▶ **GOAL**: Find and copy every line in the records that includes the string "какъ".

▶ **DATA**:
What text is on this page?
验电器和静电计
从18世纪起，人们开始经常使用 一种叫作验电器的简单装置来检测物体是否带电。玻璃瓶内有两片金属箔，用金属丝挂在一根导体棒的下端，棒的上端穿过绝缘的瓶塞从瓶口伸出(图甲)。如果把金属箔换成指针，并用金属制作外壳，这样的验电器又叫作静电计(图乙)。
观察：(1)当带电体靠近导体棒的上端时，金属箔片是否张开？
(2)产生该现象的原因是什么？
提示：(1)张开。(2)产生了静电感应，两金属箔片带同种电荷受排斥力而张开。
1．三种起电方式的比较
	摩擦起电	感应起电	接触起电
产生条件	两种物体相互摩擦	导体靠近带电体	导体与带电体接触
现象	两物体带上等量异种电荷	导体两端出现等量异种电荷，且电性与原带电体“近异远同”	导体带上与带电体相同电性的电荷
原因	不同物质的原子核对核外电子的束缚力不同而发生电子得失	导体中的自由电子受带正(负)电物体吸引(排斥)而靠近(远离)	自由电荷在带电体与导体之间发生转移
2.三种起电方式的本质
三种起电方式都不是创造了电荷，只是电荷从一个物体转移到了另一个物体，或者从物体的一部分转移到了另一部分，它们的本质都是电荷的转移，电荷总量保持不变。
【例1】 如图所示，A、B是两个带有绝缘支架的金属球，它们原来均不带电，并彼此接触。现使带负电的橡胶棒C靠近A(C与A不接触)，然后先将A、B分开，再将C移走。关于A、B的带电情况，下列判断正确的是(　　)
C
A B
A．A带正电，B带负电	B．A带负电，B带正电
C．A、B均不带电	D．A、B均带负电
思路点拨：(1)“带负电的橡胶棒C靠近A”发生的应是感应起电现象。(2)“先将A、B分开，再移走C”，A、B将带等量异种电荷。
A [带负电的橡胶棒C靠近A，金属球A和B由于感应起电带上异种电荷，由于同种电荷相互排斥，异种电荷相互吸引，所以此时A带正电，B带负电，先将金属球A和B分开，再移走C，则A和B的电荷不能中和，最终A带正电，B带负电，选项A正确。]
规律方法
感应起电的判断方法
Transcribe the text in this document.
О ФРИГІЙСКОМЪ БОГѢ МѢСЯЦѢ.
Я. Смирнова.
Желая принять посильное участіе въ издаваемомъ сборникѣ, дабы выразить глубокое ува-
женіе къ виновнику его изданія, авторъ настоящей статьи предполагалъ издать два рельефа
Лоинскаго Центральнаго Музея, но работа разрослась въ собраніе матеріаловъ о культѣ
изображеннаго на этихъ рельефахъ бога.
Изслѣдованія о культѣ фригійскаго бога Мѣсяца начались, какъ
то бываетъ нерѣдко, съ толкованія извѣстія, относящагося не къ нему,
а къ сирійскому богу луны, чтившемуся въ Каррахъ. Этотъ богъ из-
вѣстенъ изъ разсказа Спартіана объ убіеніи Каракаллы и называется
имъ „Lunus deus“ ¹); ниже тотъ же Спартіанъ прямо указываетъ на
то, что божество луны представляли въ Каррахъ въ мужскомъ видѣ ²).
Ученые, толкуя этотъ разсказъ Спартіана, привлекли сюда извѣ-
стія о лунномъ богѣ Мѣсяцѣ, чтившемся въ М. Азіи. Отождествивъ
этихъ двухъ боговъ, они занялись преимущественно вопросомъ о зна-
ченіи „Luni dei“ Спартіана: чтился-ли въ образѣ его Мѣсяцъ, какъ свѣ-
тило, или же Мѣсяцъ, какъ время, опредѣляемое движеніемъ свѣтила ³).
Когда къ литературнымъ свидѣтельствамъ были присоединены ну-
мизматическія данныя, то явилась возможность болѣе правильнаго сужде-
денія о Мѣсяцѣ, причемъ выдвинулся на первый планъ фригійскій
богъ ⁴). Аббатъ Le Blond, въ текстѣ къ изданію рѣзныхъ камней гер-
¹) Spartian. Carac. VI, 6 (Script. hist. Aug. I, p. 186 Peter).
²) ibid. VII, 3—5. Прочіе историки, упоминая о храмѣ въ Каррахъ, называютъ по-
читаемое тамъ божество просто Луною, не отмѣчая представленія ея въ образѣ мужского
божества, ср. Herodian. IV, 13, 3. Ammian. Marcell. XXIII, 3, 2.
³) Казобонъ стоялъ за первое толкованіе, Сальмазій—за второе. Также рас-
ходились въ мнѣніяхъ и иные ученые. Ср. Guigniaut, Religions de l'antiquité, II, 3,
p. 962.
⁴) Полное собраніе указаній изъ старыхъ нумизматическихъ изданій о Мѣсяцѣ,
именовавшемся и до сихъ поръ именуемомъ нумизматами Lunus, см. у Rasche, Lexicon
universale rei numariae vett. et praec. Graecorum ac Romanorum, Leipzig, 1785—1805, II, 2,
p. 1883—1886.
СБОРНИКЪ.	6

▶ **THE SOLUTION**:
Изслѣдованія о культѣ фригійскаго бога Мѣсяца начались, какъ
ченіи „Luni dei“ Спартіана: чтился-ли въ образѣ его Мѣсяцъ, какъ свѣ-
тило, или же Мѣсяцъ, какъ время, опредѣляемое движеніемъ свѣтила ³).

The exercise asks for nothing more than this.